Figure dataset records
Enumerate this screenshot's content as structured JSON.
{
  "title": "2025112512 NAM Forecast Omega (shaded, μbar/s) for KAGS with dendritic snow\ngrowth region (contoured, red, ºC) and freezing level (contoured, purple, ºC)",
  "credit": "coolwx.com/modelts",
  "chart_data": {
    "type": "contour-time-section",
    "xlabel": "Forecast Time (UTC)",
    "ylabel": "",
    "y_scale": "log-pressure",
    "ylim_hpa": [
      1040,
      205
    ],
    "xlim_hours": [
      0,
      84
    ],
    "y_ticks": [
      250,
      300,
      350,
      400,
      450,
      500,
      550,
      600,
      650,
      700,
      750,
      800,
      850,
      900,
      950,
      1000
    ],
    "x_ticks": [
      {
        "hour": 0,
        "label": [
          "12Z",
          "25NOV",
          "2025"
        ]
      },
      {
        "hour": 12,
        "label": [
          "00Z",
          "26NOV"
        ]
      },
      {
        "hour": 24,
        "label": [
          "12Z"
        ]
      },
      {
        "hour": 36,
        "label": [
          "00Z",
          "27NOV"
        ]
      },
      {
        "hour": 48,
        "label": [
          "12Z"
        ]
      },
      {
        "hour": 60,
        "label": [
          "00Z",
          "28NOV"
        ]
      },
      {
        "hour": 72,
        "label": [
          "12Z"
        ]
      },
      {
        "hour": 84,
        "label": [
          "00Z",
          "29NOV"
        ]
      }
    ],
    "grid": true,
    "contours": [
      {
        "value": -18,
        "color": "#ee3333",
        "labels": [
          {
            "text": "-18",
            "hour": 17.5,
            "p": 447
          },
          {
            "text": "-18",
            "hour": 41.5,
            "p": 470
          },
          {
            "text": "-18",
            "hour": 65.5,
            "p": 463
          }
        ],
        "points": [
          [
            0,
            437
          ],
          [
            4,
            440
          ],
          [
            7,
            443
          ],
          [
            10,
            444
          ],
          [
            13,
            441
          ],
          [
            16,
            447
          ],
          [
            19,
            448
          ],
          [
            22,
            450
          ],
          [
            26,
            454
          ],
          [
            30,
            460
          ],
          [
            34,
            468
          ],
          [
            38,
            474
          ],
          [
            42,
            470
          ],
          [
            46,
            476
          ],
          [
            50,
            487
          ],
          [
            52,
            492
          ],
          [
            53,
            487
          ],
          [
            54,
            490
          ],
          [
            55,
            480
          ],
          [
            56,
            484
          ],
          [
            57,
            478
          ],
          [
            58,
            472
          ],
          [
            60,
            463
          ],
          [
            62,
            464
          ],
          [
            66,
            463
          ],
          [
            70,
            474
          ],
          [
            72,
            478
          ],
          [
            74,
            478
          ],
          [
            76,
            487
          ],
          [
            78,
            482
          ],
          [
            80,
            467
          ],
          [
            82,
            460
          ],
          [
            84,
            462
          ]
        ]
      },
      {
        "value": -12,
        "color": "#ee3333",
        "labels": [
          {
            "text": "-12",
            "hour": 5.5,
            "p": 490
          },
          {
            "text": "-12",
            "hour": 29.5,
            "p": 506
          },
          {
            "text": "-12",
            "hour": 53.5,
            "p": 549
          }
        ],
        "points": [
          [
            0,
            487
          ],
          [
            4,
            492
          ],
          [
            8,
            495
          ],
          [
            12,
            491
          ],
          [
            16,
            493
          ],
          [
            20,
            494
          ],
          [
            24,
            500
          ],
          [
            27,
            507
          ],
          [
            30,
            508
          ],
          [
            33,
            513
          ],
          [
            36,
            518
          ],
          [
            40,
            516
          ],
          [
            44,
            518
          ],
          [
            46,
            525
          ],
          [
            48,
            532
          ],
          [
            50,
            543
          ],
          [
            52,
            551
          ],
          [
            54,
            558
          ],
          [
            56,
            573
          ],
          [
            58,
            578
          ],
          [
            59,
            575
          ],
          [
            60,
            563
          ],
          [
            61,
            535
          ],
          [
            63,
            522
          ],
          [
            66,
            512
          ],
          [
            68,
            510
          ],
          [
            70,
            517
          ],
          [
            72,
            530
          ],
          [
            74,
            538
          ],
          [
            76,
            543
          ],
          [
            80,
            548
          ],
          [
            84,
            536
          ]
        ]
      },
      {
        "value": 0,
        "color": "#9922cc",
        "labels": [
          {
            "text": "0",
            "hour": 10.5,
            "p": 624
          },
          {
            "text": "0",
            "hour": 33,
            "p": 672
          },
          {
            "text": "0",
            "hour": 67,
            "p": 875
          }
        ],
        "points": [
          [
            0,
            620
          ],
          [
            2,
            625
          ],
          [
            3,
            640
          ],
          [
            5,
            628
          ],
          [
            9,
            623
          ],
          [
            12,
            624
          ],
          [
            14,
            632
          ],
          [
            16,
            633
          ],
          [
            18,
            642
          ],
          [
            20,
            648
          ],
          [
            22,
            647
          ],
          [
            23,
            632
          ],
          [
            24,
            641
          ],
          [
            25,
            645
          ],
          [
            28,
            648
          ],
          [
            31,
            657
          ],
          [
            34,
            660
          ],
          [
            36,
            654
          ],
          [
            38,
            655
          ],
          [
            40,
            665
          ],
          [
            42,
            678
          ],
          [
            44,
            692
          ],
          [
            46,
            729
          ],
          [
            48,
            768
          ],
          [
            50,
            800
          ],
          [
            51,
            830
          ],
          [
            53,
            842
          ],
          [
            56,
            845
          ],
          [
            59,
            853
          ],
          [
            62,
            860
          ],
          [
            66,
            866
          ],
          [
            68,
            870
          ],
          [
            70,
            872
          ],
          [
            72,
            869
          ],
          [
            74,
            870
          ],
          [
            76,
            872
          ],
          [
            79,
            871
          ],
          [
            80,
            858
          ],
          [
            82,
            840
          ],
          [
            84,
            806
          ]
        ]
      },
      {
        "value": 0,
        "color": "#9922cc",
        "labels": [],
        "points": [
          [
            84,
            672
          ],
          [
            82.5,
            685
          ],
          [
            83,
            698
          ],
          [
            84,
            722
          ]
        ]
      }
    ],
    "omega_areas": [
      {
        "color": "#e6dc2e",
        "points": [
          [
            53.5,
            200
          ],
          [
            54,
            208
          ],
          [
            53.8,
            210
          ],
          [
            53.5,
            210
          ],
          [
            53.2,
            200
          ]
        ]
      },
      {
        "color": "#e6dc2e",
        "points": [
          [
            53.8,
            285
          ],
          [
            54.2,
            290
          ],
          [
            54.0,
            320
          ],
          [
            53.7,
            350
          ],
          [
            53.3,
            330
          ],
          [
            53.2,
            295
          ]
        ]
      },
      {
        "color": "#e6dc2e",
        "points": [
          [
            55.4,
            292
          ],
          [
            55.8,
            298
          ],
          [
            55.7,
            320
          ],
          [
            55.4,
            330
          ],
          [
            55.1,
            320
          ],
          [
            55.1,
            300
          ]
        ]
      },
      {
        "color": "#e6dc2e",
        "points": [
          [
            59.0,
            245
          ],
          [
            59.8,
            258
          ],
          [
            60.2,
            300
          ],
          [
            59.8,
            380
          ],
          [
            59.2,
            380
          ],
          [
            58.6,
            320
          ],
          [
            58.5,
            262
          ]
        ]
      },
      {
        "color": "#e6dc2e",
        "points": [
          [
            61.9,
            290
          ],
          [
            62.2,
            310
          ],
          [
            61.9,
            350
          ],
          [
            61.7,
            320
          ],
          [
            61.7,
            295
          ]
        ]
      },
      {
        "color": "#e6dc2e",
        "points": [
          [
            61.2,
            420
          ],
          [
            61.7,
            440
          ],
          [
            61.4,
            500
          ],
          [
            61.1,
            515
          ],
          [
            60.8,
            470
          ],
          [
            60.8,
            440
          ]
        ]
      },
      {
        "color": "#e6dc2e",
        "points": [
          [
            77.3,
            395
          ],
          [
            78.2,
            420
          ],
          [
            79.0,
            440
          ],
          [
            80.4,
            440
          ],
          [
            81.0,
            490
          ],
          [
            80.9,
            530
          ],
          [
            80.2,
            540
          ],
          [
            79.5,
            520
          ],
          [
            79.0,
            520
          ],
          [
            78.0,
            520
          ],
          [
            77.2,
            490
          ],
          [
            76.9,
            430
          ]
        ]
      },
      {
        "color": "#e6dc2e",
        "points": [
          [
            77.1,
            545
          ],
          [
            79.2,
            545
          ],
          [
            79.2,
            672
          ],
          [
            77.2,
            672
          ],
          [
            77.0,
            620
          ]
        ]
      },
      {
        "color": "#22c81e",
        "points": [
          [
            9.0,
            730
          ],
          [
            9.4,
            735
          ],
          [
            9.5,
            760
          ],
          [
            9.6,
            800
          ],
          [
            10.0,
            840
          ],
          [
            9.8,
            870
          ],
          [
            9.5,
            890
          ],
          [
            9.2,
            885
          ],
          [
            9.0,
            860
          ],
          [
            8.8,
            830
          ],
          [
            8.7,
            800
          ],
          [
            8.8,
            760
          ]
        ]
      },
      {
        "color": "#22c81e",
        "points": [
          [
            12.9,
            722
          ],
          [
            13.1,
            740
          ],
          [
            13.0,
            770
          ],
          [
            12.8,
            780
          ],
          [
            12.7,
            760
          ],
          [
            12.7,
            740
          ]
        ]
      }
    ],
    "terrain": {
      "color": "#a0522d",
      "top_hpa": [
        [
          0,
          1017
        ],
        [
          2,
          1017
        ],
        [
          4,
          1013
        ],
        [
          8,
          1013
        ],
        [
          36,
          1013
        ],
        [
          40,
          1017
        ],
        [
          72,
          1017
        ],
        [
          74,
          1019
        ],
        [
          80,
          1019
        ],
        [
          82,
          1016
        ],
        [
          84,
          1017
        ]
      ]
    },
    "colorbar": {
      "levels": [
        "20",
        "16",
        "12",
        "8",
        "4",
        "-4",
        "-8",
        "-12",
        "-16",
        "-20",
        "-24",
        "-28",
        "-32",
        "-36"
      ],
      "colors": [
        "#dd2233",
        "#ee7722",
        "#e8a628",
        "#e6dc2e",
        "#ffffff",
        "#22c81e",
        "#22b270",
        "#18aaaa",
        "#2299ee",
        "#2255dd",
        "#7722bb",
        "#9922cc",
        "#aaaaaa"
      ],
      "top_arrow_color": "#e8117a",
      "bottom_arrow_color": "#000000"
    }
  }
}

- **WHAT YOU ARE ASKED TO DO**
Return every line above that contains the word "Forecast".

- **THE SOLUTION**
  "title": "2025112512 NAM Forecast Omega (shaded, μbar/s) for KAGS with dendritic snow\ngrowth region (contoured, red, ºC) and freezing level (contoured, purple, ºC)",
    "xlabel": "Forecast Time (UTC)",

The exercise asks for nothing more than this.